- **What to produce**: Make an exact copy of the entries below with the pictures removed.

[Extracted data entries]
==========
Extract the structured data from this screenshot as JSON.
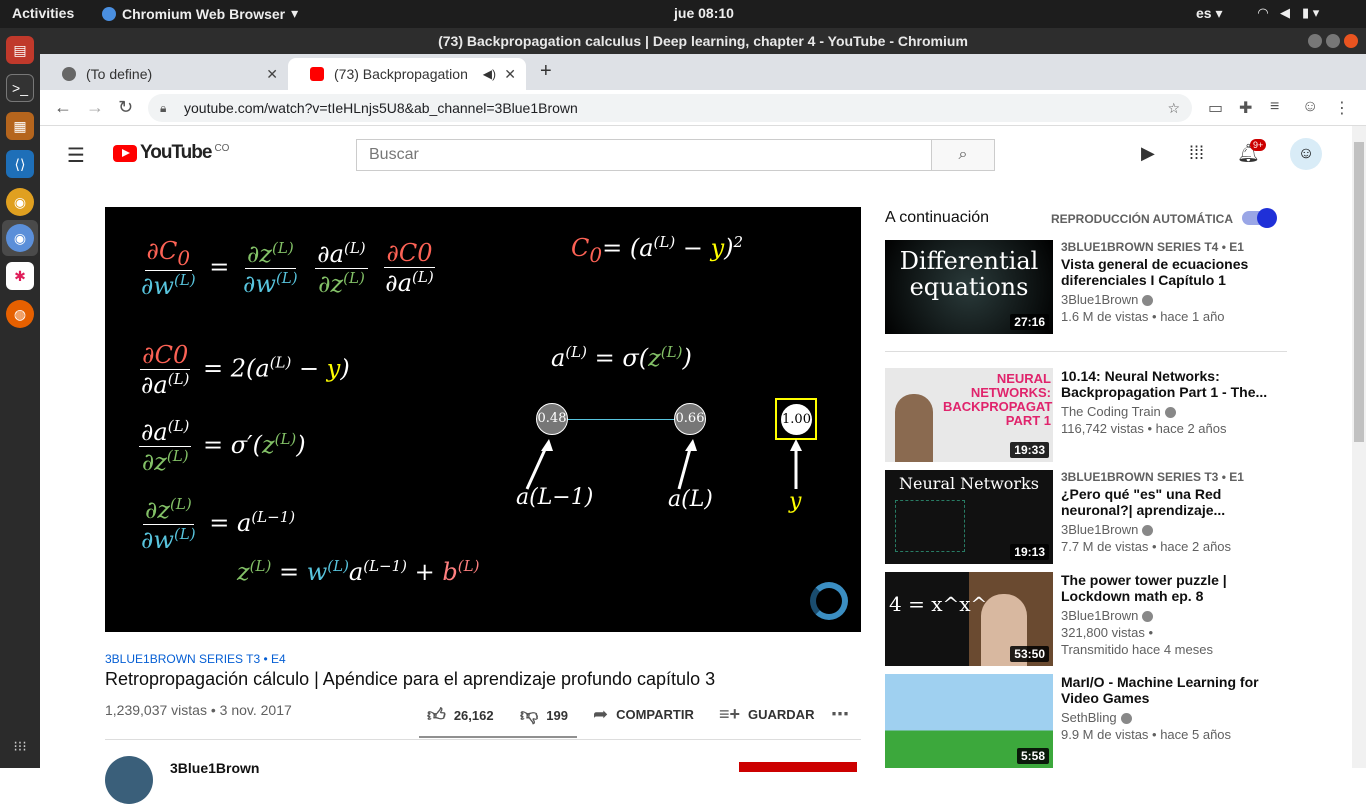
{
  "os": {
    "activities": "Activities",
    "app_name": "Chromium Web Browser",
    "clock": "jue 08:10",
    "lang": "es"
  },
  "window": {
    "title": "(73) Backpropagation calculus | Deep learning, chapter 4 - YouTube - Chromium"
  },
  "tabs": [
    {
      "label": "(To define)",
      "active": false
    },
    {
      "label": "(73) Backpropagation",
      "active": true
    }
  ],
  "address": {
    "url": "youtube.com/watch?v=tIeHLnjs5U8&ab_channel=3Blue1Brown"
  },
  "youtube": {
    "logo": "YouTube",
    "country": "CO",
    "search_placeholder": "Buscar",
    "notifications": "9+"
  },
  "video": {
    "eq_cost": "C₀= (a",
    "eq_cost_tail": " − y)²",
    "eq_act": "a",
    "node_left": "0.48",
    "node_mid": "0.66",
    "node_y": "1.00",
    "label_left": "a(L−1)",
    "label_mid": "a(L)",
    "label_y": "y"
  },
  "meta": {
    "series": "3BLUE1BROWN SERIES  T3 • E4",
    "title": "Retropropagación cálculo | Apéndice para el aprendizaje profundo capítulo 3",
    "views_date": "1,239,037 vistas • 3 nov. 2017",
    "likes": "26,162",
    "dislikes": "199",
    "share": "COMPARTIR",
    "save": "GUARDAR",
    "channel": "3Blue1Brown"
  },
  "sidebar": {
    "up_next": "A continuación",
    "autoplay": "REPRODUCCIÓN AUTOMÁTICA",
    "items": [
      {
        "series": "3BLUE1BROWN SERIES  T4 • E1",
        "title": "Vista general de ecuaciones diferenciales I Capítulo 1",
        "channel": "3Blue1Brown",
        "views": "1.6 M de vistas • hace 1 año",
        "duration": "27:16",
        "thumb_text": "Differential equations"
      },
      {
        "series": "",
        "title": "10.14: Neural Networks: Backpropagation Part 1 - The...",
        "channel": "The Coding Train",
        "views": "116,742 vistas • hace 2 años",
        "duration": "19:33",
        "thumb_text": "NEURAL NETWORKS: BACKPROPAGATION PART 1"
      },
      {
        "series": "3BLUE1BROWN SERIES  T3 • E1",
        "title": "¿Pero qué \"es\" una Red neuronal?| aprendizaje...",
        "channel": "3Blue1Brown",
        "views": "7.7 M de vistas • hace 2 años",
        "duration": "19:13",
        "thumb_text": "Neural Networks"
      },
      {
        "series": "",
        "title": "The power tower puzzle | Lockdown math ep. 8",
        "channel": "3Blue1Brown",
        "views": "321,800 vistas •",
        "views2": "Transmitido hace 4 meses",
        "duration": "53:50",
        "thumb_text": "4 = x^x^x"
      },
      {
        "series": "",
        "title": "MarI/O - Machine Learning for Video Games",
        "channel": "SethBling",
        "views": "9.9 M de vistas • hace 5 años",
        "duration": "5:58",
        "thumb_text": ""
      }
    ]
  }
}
==========
- **Result**:
Extract the structured data from this screenshot as JSON.
{
  "os": {
    "activities": "Activities",
    "app_name": "Chromium Web Browser",
    "clock": "jue 08:10",
    "lang": "es"
  },
  "window": {
    "title": "(73) Backpropagation calculus | Deep learning, chapter 4 - YouTube - Chromium"
  },
  "tabs": [
    {
      "label": "(To define)",
      "active": false
    },
    {
      "label": "(73) Backpropagation",
      "active": true
    }
  ],
  "address": {
    "url": "youtube.com/watch?v=tIeHLnjs5U8&ab_channel=3Blue1Brown"
  },
  "youtube": {
    "logo": "YouTube",
    "country": "CO",
    "search_placeholder": "Buscar",
    "notifications": "9+"
  },
  "video": {
    "eq_cost": "C₀= (a",
    "eq_cost_tail": " − y)²",
    "eq_act": "a",
    "node_left": "0.48",
    "node_mid": "0.66",
    "node_y": "1.00",
    "label_left": "a(L−1)",
    "label_mid": "a(L)",
    "label_y": "y"
  },
  "meta": {
    "series": "3BLUE1BROWN SERIES  T3 • E4",
    "title": "Retropropagación cálculo | Apéndice para el aprendizaje profundo capítulo 3",
    "views_date": "1,239,037 vistas • 3 nov. 2017",
    "likes": "26,162",
    "dislikes": "199",
    "share": "COMPARTIR",
    "save": "GUARDAR",
    "channel": "3Blue1Brown"
  },
  "sidebar": {
    "up_next": "A continuación",
    "autoplay": "REPRODUCCIÓN AUTOMÁTICA",
    "items": [
      {
        "series": "3BLUE1BROWN SERIES  T4 • E1",
        "title": "Vista general de ecuaciones diferenciales I Capítulo 1",
        "channel": "3Blue1Brown",
        "views": "1.6 M de vistas • hace 1 año",
        "duration": "27:16",
        "thumb_text": "Differential equations"
      },
      {
        "series": "",
        "title": "10.14: Neural Networks: Backpropagation Part 1 - The...",
        "channel": "The Coding Train",
        "views": "116,742 vistas • hace 2 años",
        "duration": "19:33",
        "thumb_text": "NEURAL NETWORKS: BACKPROPAGATION PART 1"
      },
      {
        "series": "3BLUE1BROWN SERIES  T3 • E1",
        "title": "¿Pero qué \"es\" una Red neuronal?| aprendizaje...",
        "channel": "3Blue1Brown",
        "views": "7.7 M de vistas • hace 2 años",
        "duration": "19:13",
        "thumb_text": "Neural Networks"
      },
      {
        "series": "",
        "title": "The power tower puzzle | Lockdown math ep. 8",
        "channel": "3Blue1Brown",
        "views": "321,800 vistas •",
        "views2": "Transmitido hace 4 meses",
        "duration": "53:50",
        "thumb_text": "4 = x^x^x"
      },
      {
        "series": "",
        "title": "MarI/O - Machine Learning for Video Games",
        "channel": "SethBling",
        "views": "9.9 M de vistas • hace 5 años",
        "duration": "5:58",
        "thumb_text": ""
      }
    ]
  }
}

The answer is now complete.